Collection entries
------------

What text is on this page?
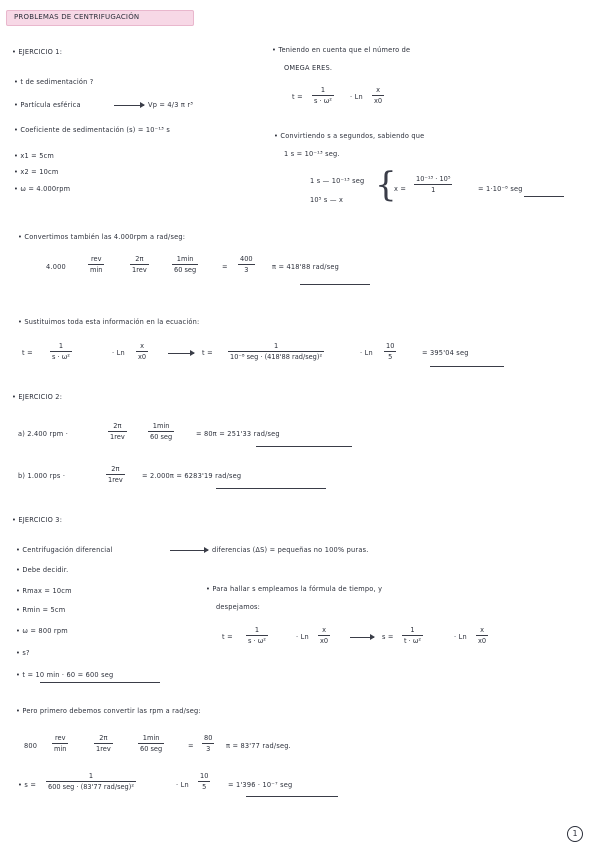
PROBLEMAS DE CENTRIFUGACIÓN
• EJERCICIO 1:
• t de sedimentación ?
• Partícula esférica	Vp = 4/3 π r³
• Coeficiente de sedimentación (s) = 10⁻¹³ s
• x1 = 5cm
• x2 = 10cm
• ω = 4.000rpm
• Teniendo en cuenta que el número de
OMEGA ERES.
t =
1
s · ω²	· Ln
x
x0
• Convirtiendo s a segundos, sabiendo que
1 s = 10⁻¹³ seg.
1 s — 10⁻¹³ seg
10⁵ s — x {
x =
10⁻¹³ · 10⁵
1	= 1·10⁻⁸ seg
• Convertimos también las 4.000rpm a rad/seg:
4.000
rev
min
2π
1rev
1min
60 seg	=
400
3	π = 418'88 rad/seg
• Sustituimos toda esta información en la ecuación:
t =
1
s · ω²	· Ln
x
x0	t =
1
10⁻⁸ seg · (418'88 rad/seg)²	· Ln
10
5	= 395'04 seg
• EJERCICIO 2:
a) 2.400 rpm ·
2π
1rev
1min
60 seg	= 80π = 251'33 rad/seg
b) 1.000 rps ·
2π
1rev	= 2.000π = 6283'19 rad/seg
• EJERCICIO 3:
• Centrifugación diferencial	diferencias (ΔS) = pequeñas no 100% puras.
• Debe decidir.
• Rmax = 10cm
• Rmin = 5cm
• ω = 800 rpm
• s?
• t = 10 min · 60 = 600 seg
• Para hallar s empleamos la fórmula de tiempo, y
despejamos:
t =
1
s · ω²	· Ln
x
x0	s =
1
t · ω²	· Ln
x
x0
• Pero primero debemos convertir las rpm a rad/seg:
800
rev
min
2π
1rev
1min
60 seg	=
80
3	π = 83'77 rad/seg.
• s =
1
600 seg · (83'77 rad/seg)²	· Ln
10
5	= 1'396 · 10⁻⁷ seg
1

------------

- Brief -
Pick out all the lines with the word "EJERCICIO" in them and copy them.

- Task result -
• EJERCICIO 1:
• EJERCICIO 2:
• EJERCICIO 3:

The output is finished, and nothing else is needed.